Exercise brief: Scan the records for the string "烟台市有阵雨或雷雨"; copy each line where it occurs.

The records:
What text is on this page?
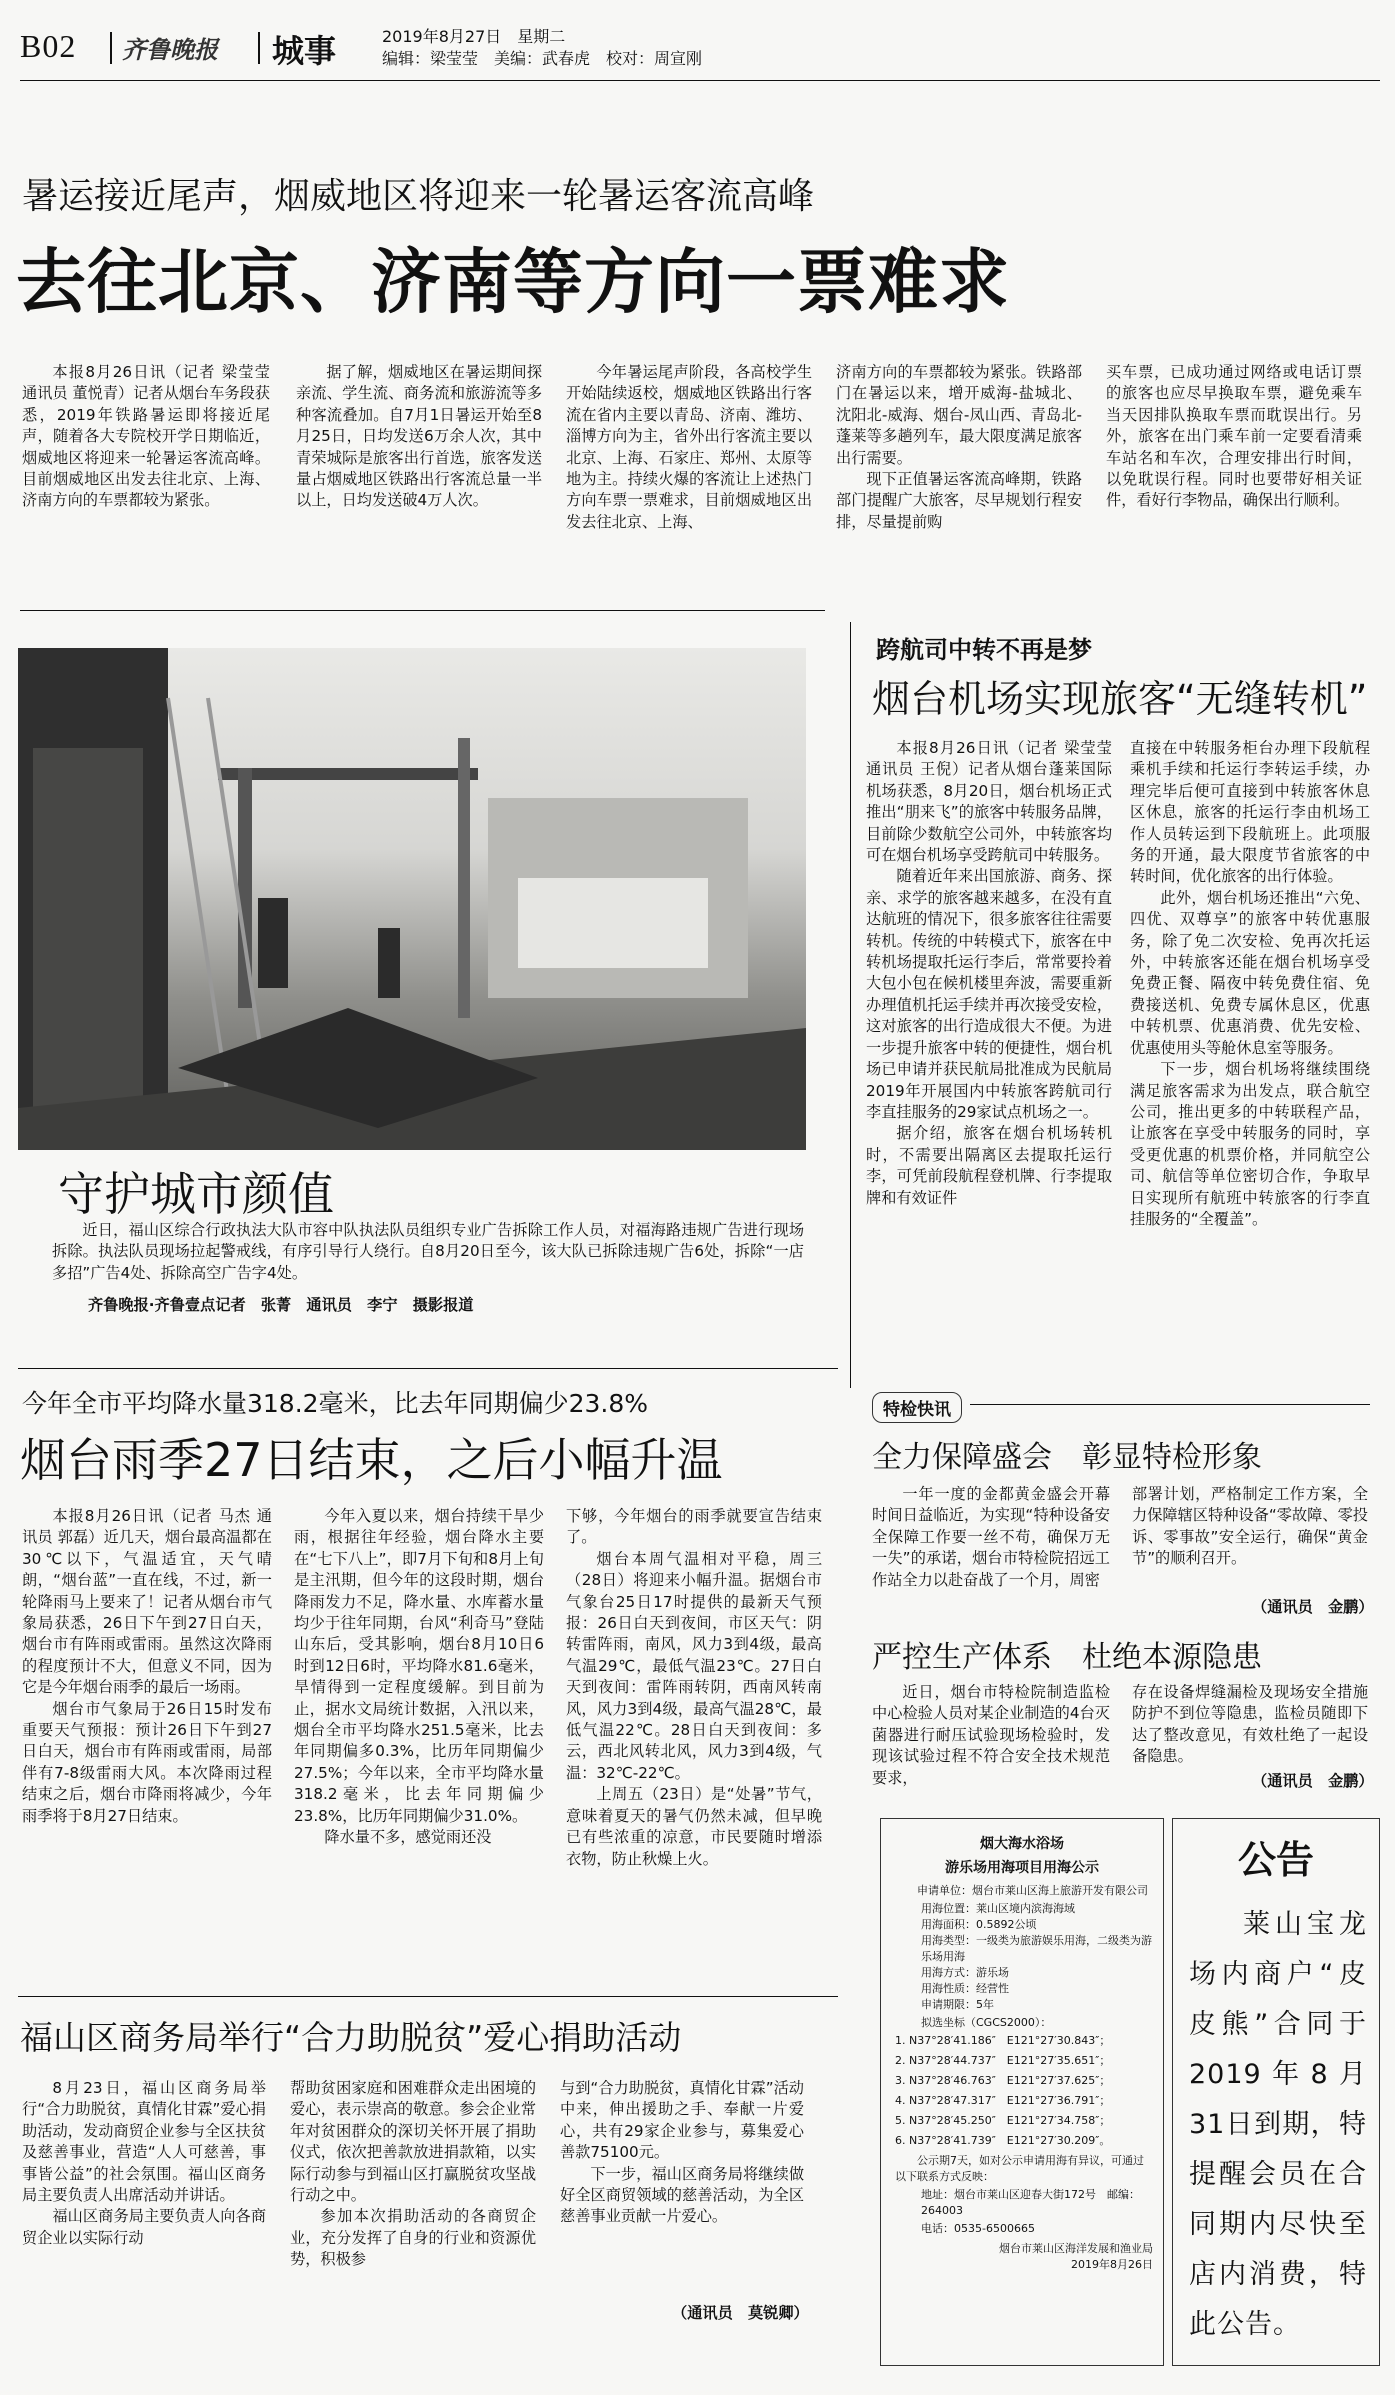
B02 齐鲁晚报 城事	2019年8月27日　星期二
编辑：梁莹莹　美编：武春虎　校对：周宣刚
暑运接近尾声，烟威地区将迎来一轮暑运客流高峰
去往北京、济南等方向一票难求

本报8月26日讯（记者 梁莹莹 通讯员 董悦青）记者从烟台车务段获悉，2019年铁路暑运即将接近尾声，随着各大专院校开学日期临近，烟威地区将迎来一轮暑运客流高峰。目前烟威地区出发去往北京、上海、济南方向的车票都较为紧张。

据了解，烟威地区在暑运期间探亲流、学生流、商务流和旅游流等多种客流叠加。自7月1日暑运开始至8月25日，日均发送6万余人次，其中青荣城际是旅客出行首选，旅客发送量占烟威地区铁路出行客流总量一半以上，日均发送破4万人次。

今年暑运尾声阶段，各高校学生开始陆续返校，烟威地区铁路出行客流在省内主要以青岛、济南、潍坊、淄博方向为主，省外出行客流主要以北京、上海、石家庄、郑州、太原等地为主。持续火爆的客流让上述热门方向车票一票难求，目前烟威地区出发去往北京、上海、

济南方向的车票都较为紧张。铁路部门在暑运以来，增开威海-盐城北、沈阳北-威海、烟台-凤山西、青岛北-蓬莱等多趟列车，最大限度满足旅客出行需要。

现下正值暑运客流高峰期，铁路部门提醒广大旅客，尽早规划行程安排，尽量提前购

买车票，已成功通过网络或电话订票的旅客也应尽早换取车票，避免乘车当天因排队换取车票而耽误出行。另外，旅客在出门乘车前一定要看清乘车站名和车次，合理安排出行时间，以免耽误行程。同时也要带好相关证件，看好行李物品，确保出行顺利。

守护城市颜值

近日，福山区综合行政执法大队市容中队执法队员组织专业广告拆除工作人员，对福海路违规广告进行现场拆除。执法队员现场拉起警戒线，有序引导行人绕行。自8月20日至今，该大队已拆除违规广告6处，拆除“一店多招”广告4处、拆除高空广告字4处。

齐鲁晚报·齐鲁壹点记者　张菁　通讯员　李宁　摄影报道
跨航司中转不再是梦
烟台机场实现旅客“无缝转机”

本报8月26日讯（记者 梁莹莹 通讯员 王倪）记者从烟台蓬莱国际机场获悉，8月20日，烟台机场正式推出“朋来飞”的旅客中转服务品牌，目前除少数航空公司外，中转旅客均可在烟台机场享受跨航司中转服务。

随着近年来出国旅游、商务、探亲、求学的旅客越来越多，在没有直达航班的情况下，很多旅客往往需要转机。传统的中转模式下，旅客在中转机场提取托运行李后，常常要拎着大包小包在候机楼里奔波，需要重新办理值机托运手续并再次接受安检，这对旅客的出行造成很大不便。为进一步提升旅客中转的便捷性，烟台机场已申请并获民航局批准成为民航局2019年开展国内中转旅客跨航司行李直挂服务的29家试点机场之一。

据介绍，旅客在烟台机场转机时，不需要出隔离区去提取托运行李，可凭前段航程登机牌、行李提取牌和有效证件

直接在中转服务柜台办理下段航程乘机手续和托运行李转运手续，办理完毕后便可直接到中转旅客休息区休息，旅客的托运行李由机场工作人员转运到下段航班上。此项服务的开通，最大限度节省旅客的中转时间，优化旅客的出行体验。

此外，烟台机场还推出“六免、四优、双尊享”的旅客中转优惠服务，除了免二次安检、免再次托运外，中转旅客还能在烟台机场享受免费正餐、隔夜中转免费住宿、免费接送机、免费专属休息区，优惠中转机票、优惠消费、优先安检、优惠使用头等舱休息室等服务。

下一步，烟台机场将继续围绕满足旅客需求为出发点，联合航空公司，推出更多的中转联程产品，让旅客在享受中转服务的同时，享受更优惠的机票价格，并同航空公司、航信等单位密切合作，争取早日实现所有航班中转旅客的行李直挂服务的“全覆盖”。

今年全市平均降水量318.2毫米，比去年同期偏少23.8%
烟台雨季27日结束，之后小幅升温

本报8月26日讯（记者 马杰 通讯员 郭磊）近几天，烟台最高温都在30℃以下，气温适宜，天气晴朗，“烟台蓝”一直在线，不过，新一轮降雨马上要来了！记者从烟台市气象局获悉，26日下午到27日白天，烟台市有阵雨或雷雨。虽然这次降雨的程度预计不大，但意义不同，因为它是今年烟台雨季的最后一场雨。

烟台市气象局于26日15时发布重要天气预报：预计26日下午到27日白天，烟台市有阵雨或雷雨，局部伴有7-8级雷雨大风。本次降雨过程结束之后，烟台市降雨将减少，今年雨季将于8月27日结束。

今年入夏以来，烟台持续干旱少雨，根据往年经验，烟台降水主要在“七下八上”，即7月下旬和8月上旬是主汛期，但今年的这段时期，烟台降雨发力不足，降水量、水库蓄水量均少于往年同期，台风“利奇马”登陆山东后，受其影响，烟台8月10日6时到12日6时，平均降水81.6毫米，旱情得到一定程度缓解。到目前为止，据水文局统计数据，入汛以来，烟台全市平均降水251.5毫米，比去年同期偏多0.3%，比历年同期偏少27.5%；今年以来，全市平均降水量318.2毫米，比去年同期偏少23.8%，比历年同期偏少31.0%。

降水量不多，感觉雨还没

下够，今年烟台的雨季就要宣告结束了。

烟台本周气温相对平稳，周三（28日）将迎来小幅升温。据烟台市气象台25日17时提供的最新天气预报：26日白天到夜间，市区天气：阴转雷阵雨，南风，风力3到4级，最高气温29℃，最低气温23℃。27日白天到夜间：雷阵雨转阴，西南风转南风，风力3到4级，最高气温28℃，最低气温22℃。28日白天到夜间：多云，西北风转北风，风力3到4级，气温：32℃-22℃。

上周五（23日）是“处暑”节气，意味着夏天的暑气仍然未减，但早晚已有些浓重的凉意，市民要随时增添衣物，防止秋燥上火。

特检快讯
全力保障盛会　彰显特检形象

一年一度的金都黄金盛会开幕时间日益临近，为实现“特种设备安全保障工作要一丝不苟，确保万无一失”的承诺，烟台市特检院招远工作站全力以赴奋战了一个月，周密

部署计划，严格制定工作方案，全力保障辖区特种设备“零故障、零投诉、零事故”安全运行，确保“黄金节”的顺利召开。

（通讯员　金鹏）
严控生产体系　杜绝本源隐患

近日，烟台市特检院制造监检中心检验人员对某企业制造的4台灭菌器进行耐压试验现场检验时，发现该试验过程不符合安全技术规范要求，

存在设备焊缝漏检及现场安全措施防护不到位等隐患，监检员随即下达了整改意见，有效杜绝了一起设备隐患。

（通讯员　金鹏）
福山区商务局举行“合力助脱贫”爱心捐助活动

8月23日，福山区商务局举行“合力助脱贫，真情化甘霖”爱心捐助活动，发动商贸企业参与全区扶贫及慈善事业，营造“人人可慈善，事事皆公益”的社会氛围。福山区商务局主要负责人出席活动并讲话。

福山区商务局主要负责人向各商贸企业以实际行动

帮助贫困家庭和困难群众走出困境的爱心，表示崇高的敬意。参会企业常年对贫困群众的深切关怀开展了捐助仪式，依次把善款放进捐款箱，以实际行动参与到福山区打赢脱贫攻坚战行动之中。

参加本次捐助活动的各商贸企业，充分发挥了自身的行业和资源优势，积极参

与到“合力助脱贫，真情化甘霖”活动中来，伸出援助之手、奉献一片爱心，共有29家企业参与，募集爱心善款75100元。

下一步，福山区商务局将继续做好全区商贸领域的慈善活动，为全区慈善事业贡献一片爱心。

（通讯员　莫锐卿）
烟大海水浴场
游乐场用海项目用海公示
申请单位：烟台市莱山区海上旅游开发有限公司
用海位置：莱山区境内滨海海域
用海面积：0.5892公顷
用海类型：一级类为旅游娱乐用海，二级类为游乐场用海
用海方式：游乐场
用海性质：经营性
申请期限：5年
拟选坐标（CGCS2000）：
1. N37°28′41.186″　E121°27′30.843″；
2. N37°28′44.737″　E121°27′35.651″；
3. N37°28′46.763″　E121°27′37.625″；
4. N37°28′47.317″　E121°27′36.791″；
5. N37°28′45.250″　E121°27′34.758″；
6. N37°28′41.739″　E121°27′30.209″。
公示期7天，如对公示申请用海有异议，可通过以下联系方式反映：
地址：烟台市莱山区迎春大街172号　邮编：264003
电话：0535-6500665
烟台市莱山区海洋发展和渔业局
2019年8月26日
公告

莱山宝龙场内商户“皮皮熊”合同于2019年8月31日到期，特提醒会员在合同期内尽快至店内消费，特此公告。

Result for this exercise:
本报8月26日讯（记者 马杰 通讯员 郭磊）近几天，烟台最高温都在30℃以下，气温适宜，天气晴朗，“烟台蓝”一直在线，不过，新一轮降雨马上要来了！记者从烟台市气象局获悉，26日下午到27日白天，烟台市有阵雨或雷雨。虽然这次降雨的程度预计不大，但意义不同，因为它是今年烟台雨季的最后一场雨。
烟台市气象局于26日15时发布重要天气预报：预计26日下午到27日白天，烟台市有阵雨或雷雨，局部伴有7-8级雷雨大风。本次降雨过程结束之后，烟台市降雨将减少，今年雨季将于8月27日结束。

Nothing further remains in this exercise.